CHALLENGE: Reproduce the entries from the start through the line containing "legend-label-4: 36 klas", switching every "x-tick-label" to "x-axis-tick" and leaving everything else unchanged.

[Element region listings]
········

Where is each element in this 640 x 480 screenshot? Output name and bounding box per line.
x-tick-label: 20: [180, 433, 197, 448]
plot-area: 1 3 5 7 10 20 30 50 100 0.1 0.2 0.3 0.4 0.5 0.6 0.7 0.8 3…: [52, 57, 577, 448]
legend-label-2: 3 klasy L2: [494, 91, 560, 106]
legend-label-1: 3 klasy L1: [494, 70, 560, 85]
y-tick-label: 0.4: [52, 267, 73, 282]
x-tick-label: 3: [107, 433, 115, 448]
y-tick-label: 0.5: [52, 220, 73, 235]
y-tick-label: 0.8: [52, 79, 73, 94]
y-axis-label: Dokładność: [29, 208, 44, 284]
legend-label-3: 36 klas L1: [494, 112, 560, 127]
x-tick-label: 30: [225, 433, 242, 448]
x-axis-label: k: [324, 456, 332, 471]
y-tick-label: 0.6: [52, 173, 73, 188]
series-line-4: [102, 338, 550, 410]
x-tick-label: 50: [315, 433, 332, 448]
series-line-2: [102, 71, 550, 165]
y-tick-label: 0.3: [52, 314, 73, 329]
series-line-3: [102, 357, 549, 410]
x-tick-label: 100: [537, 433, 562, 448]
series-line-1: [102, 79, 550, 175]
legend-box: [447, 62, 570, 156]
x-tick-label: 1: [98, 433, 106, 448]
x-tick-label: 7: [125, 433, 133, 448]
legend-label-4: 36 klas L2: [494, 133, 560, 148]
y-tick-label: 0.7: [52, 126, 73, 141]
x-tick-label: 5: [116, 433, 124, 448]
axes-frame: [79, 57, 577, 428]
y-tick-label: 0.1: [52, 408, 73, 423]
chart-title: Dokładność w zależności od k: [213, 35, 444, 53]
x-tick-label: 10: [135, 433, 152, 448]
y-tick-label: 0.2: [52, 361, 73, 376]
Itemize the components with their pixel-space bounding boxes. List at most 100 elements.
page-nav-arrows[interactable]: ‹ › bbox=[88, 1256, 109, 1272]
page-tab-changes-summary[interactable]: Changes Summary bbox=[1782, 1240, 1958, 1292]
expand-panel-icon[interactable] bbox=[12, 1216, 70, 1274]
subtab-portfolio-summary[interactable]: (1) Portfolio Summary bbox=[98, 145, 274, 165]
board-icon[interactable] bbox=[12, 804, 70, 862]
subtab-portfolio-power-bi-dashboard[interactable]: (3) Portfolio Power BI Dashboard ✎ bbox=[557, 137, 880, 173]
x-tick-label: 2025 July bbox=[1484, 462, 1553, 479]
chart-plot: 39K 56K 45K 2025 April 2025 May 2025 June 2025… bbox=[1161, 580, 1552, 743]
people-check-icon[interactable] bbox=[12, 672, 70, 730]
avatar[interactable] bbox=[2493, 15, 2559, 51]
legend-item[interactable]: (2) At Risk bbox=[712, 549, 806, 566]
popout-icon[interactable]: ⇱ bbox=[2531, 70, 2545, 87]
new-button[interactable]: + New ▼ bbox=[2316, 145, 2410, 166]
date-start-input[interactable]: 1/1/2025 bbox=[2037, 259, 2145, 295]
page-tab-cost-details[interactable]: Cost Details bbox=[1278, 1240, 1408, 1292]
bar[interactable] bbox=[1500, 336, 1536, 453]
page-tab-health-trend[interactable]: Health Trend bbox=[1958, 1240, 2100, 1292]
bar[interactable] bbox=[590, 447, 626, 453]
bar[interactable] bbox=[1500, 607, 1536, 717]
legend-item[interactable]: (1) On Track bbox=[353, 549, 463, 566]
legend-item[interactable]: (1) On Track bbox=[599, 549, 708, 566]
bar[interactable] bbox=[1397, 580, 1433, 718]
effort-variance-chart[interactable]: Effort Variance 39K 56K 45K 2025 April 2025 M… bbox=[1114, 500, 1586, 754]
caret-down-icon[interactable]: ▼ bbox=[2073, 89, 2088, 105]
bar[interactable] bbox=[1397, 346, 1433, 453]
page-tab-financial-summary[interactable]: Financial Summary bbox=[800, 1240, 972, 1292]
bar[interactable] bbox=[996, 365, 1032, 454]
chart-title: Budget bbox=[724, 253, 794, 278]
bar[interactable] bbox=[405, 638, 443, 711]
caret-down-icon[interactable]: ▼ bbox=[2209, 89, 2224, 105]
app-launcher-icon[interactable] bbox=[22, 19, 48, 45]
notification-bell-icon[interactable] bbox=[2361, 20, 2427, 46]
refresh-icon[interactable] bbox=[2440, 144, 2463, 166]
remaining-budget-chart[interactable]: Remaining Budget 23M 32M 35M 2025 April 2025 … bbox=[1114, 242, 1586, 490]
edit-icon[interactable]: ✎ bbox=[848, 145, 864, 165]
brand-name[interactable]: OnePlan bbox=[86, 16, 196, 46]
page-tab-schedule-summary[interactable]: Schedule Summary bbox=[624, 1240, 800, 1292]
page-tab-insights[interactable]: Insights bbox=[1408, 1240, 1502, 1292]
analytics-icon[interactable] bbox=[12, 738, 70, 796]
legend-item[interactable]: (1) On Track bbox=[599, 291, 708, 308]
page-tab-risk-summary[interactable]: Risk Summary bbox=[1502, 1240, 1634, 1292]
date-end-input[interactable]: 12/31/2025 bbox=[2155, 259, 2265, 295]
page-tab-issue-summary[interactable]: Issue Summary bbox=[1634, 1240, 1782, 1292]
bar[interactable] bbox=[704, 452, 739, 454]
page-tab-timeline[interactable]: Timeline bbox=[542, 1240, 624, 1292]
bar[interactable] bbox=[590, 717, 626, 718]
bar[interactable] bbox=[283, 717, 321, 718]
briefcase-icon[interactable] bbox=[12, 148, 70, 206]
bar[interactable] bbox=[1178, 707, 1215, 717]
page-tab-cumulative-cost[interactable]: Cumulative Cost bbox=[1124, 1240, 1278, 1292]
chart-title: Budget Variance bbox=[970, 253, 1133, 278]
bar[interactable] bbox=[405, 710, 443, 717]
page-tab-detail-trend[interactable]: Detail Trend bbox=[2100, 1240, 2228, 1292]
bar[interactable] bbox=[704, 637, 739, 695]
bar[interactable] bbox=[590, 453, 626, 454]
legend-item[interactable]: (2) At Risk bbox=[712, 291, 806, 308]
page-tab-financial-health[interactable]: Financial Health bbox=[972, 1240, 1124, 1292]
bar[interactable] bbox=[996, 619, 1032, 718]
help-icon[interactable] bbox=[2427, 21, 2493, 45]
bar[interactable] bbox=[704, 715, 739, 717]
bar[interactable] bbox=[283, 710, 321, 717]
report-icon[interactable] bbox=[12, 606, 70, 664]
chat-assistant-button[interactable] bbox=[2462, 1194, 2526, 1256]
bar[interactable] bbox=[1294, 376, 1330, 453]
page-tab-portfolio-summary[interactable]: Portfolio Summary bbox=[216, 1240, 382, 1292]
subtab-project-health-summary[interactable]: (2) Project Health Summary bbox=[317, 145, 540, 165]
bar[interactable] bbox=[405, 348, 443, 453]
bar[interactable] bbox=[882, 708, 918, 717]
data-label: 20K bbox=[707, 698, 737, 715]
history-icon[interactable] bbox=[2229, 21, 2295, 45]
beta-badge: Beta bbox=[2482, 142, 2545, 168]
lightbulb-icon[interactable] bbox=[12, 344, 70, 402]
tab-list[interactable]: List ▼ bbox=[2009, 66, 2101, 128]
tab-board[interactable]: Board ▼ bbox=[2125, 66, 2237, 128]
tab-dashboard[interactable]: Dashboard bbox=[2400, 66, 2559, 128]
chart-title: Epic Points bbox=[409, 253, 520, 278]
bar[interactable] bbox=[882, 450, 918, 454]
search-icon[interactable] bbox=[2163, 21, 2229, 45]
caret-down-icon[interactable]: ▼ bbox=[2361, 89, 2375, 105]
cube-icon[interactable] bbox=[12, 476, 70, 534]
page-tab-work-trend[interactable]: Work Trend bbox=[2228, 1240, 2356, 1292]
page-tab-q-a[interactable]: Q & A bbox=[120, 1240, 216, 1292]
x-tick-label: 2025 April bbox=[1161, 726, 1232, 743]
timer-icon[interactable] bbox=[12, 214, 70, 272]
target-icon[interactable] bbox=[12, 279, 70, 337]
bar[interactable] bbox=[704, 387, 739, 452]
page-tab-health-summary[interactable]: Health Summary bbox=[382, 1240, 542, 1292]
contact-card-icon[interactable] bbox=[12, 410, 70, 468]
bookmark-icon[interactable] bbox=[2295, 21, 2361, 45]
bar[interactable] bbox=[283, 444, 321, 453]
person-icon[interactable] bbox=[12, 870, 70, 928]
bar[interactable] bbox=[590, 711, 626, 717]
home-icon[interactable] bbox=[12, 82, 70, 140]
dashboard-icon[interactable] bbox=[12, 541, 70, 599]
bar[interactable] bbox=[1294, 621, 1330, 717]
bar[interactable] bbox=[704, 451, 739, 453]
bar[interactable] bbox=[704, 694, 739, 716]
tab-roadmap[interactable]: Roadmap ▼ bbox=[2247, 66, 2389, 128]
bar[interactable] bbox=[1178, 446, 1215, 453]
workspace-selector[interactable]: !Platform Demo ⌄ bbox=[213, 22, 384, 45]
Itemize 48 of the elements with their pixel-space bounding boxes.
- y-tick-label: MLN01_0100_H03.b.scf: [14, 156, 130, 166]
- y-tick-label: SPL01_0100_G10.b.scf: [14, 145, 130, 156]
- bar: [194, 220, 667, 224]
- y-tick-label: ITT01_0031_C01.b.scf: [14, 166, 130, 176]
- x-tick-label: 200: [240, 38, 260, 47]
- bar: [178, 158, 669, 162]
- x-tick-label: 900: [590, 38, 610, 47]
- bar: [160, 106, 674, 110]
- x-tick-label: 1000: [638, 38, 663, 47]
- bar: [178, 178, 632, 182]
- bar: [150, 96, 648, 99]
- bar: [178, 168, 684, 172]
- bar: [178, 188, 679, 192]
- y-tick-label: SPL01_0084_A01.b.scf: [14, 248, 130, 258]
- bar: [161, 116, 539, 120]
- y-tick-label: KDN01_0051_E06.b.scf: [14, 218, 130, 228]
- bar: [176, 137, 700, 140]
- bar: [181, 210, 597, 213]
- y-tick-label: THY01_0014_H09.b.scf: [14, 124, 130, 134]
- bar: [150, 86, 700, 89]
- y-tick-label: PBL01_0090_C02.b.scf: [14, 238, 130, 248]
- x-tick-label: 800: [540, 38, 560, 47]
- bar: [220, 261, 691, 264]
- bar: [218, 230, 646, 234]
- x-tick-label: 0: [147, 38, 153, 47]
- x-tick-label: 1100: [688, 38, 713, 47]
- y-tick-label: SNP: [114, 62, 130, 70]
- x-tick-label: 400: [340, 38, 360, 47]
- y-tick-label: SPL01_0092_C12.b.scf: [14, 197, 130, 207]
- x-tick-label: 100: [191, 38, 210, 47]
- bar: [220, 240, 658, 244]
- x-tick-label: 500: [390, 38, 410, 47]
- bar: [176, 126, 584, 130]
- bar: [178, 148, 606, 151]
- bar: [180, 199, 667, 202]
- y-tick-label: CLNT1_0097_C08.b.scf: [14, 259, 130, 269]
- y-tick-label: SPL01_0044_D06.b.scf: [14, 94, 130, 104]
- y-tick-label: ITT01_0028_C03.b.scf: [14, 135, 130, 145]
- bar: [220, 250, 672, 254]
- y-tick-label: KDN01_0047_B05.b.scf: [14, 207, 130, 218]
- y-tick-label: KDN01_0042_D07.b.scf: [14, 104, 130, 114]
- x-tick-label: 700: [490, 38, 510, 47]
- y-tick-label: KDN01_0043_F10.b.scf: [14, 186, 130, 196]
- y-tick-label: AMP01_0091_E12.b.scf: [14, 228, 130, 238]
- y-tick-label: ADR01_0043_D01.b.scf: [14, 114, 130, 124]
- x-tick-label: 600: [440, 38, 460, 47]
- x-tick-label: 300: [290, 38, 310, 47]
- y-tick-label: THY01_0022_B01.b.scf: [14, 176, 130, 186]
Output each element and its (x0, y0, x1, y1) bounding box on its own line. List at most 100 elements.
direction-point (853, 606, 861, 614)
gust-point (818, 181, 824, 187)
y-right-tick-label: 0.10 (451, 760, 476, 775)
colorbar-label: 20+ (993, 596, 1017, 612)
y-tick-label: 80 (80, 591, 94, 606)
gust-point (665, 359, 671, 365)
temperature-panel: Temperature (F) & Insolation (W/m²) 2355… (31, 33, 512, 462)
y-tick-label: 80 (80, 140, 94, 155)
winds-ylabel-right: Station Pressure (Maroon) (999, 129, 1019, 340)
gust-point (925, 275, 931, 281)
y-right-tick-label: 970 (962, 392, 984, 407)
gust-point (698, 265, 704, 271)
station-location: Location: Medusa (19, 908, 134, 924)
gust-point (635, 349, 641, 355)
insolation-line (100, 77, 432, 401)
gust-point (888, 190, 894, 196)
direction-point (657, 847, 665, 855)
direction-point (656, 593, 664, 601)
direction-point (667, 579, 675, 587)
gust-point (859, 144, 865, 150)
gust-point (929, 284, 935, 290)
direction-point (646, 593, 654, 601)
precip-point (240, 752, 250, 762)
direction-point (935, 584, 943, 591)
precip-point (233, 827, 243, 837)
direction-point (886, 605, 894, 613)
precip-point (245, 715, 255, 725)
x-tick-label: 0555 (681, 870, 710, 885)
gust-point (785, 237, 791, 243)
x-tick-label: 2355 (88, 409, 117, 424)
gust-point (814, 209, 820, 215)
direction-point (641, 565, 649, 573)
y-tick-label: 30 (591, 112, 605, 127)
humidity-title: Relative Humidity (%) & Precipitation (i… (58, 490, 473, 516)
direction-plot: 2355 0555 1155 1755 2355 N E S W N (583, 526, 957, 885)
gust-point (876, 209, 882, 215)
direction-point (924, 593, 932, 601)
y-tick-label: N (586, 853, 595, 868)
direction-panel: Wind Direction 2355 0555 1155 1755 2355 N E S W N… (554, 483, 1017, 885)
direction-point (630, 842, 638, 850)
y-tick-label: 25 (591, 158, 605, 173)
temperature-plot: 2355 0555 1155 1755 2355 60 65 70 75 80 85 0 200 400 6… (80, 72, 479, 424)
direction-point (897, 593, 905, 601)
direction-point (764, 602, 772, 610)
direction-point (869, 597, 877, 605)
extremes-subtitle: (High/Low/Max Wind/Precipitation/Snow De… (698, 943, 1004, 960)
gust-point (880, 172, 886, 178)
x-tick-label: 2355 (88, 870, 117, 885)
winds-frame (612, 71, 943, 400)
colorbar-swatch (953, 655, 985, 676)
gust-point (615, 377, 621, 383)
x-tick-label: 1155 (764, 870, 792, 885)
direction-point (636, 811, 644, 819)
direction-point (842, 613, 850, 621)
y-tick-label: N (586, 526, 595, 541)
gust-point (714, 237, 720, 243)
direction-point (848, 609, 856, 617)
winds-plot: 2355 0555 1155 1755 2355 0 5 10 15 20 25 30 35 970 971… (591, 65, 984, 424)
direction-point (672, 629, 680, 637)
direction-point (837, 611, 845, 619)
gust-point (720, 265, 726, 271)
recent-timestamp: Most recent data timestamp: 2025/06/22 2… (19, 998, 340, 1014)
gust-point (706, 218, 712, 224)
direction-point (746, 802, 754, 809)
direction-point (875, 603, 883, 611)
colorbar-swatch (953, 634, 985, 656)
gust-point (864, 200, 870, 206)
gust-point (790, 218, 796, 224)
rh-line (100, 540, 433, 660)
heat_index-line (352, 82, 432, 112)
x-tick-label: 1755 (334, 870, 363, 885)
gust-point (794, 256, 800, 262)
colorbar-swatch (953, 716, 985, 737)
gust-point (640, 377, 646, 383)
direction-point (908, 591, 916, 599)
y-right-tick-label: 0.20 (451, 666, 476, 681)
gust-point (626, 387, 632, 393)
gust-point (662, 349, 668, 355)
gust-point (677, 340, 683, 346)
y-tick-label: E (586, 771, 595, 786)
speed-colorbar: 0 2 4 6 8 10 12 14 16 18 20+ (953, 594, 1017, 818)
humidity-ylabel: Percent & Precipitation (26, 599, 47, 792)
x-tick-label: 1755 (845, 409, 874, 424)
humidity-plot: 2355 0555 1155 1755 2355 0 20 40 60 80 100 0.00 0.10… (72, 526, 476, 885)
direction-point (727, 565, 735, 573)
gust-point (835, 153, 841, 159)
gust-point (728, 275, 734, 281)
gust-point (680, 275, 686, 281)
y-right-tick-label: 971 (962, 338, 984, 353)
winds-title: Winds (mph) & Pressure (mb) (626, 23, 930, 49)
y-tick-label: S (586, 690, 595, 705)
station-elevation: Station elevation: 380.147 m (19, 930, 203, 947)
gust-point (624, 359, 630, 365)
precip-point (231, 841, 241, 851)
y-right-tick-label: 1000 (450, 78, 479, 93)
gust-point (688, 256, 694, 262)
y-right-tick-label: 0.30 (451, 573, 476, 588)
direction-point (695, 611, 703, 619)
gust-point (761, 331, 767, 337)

········

RESULT BELOW:
Where is each element in this 640 x 480 screenshot? Output name and bounding box per line.
x-axis-tick: 20: [180, 433, 197, 448]
plot-area: 1 3 5 7 10 20 30 50 100 0.1 0.2 0.3 0.4 0.5 0.6 0.7 0.8 3…: [52, 57, 577, 448]
legend-label-2: 3 klasy L2: [494, 91, 560, 106]
legend-label-1: 3 klasy L1: [494, 70, 560, 85]
y-tick-label: 0.4: [52, 267, 73, 282]
x-axis-tick: 3: [107, 433, 115, 448]
y-tick-label: 0.5: [52, 220, 73, 235]
y-tick-label: 0.8: [52, 79, 73, 94]
y-axis-label: Dokładność: [29, 208, 44, 284]
legend-label-3: 36 klas L1: [494, 112, 560, 127]
x-axis-tick: 30: [225, 433, 242, 448]
x-axis-label: k: [324, 456, 332, 471]
y-tick-label: 0.6: [52, 173, 73, 188]
series-line-4: [102, 338, 550, 410]
x-axis-tick: 50: [315, 433, 332, 448]
series-line-2: [102, 71, 550, 165]
y-tick-label: 0.3: [52, 314, 73, 329]
series-line-3: [102, 357, 549, 410]
x-axis-tick: 100: [537, 433, 562, 448]
series-line-1: [102, 79, 550, 175]
legend-box: [447, 62, 570, 156]
x-axis-tick: 1: [98, 433, 106, 448]
x-axis-tick: 7: [125, 433, 133, 448]
legend-label-4: 36 klas L2: [494, 133, 560, 148]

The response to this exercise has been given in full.